------ GIVEN DATA ------

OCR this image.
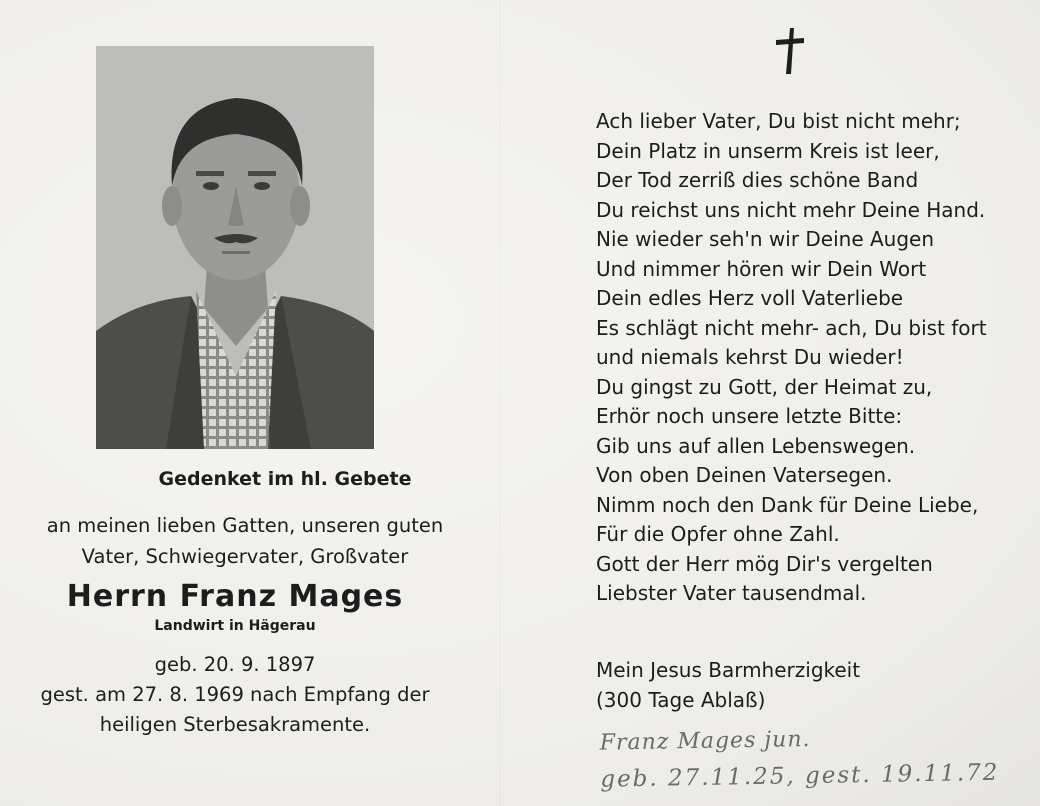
Gedenket im hl. Gebete
an meinen lieben Gatten, unseren guten
Vater, Schwiegervater, Großvater
Herrn Franz Mages
Landwirt in Hägerau
geb. 20. 9. 1897
gest. am 27. 8. 1969 nach Empfang der
heiligen Sterbesakramente.
Ach lieber Vater, Du bist nicht mehr;
Dein Platz in unserm Kreis ist leer,
Der Tod zerriß dies schöne Band
Du reichst uns nicht mehr Deine Hand.
Nie wieder seh'n wir Deine Augen
Und nimmer hören wir Dein Wort
Dein edles Herz voll Vaterliebe
Es schlägt nicht mehr- ach, Du bist fort
und niemals kehrst Du wieder!
Du gingst zu Gott, der Heimat zu,
Erhör noch unsere letzte Bitte:
Gib uns auf allen Lebenswegen.
Von oben Deinen Vatersegen.
Nimm noch den Dank für Deine Liebe,
Für die Opfer ohne Zahl.
Gott der Herr mög Dir's vergelten
Liebster Vater tausendmal.
Mein Jesus Barmherzigkeit
(300 Tage Ablaß)
Franz Mages jun.
geb. 27.11.25, gest. 19.11.72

------

● WHAT TO PRODUCE
Pictures don't belong in the copy. Transcribe every record exactly as it appears.

● TASK OUTPUT
OCR this image.
Gedenket im hl. Gebete
an meinen lieben Gatten, unseren guten
Vater, Schwiegervater, Großvater
Herrn Franz Mages
Landwirt in Hägerau
geb. 20. 9. 1897
gest. am 27. 8. 1969 nach Empfang der
heiligen Sterbesakramente.
Ach lieber Vater, Du bist nicht mehr;
Dein Platz in unserm Kreis ist leer,
Der Tod zerriß dies schöne Band
Du reichst uns nicht mehr Deine Hand.
Nie wieder seh'n wir Deine Augen
Und nimmer hören wir Dein Wort
Dein edles Herz voll Vaterliebe
Es schlägt nicht mehr- ach, Du bist fort
und niemals kehrst Du wieder!
Du gingst zu Gott, der Heimat zu,
Erhör noch unsere letzte Bitte:
Gib uns auf allen Lebenswegen.
Von oben Deinen Vatersegen.
Nimm noch den Dank für Deine Liebe,
Für die Opfer ohne Zahl.
Gott der Herr mög Dir's vergelten
Liebster Vater tausendmal.
Mein Jesus Barmherzigkeit
(300 Tage Ablaß)
Franz Mages jun.
geb. 27.11.25, gest. 19.11.72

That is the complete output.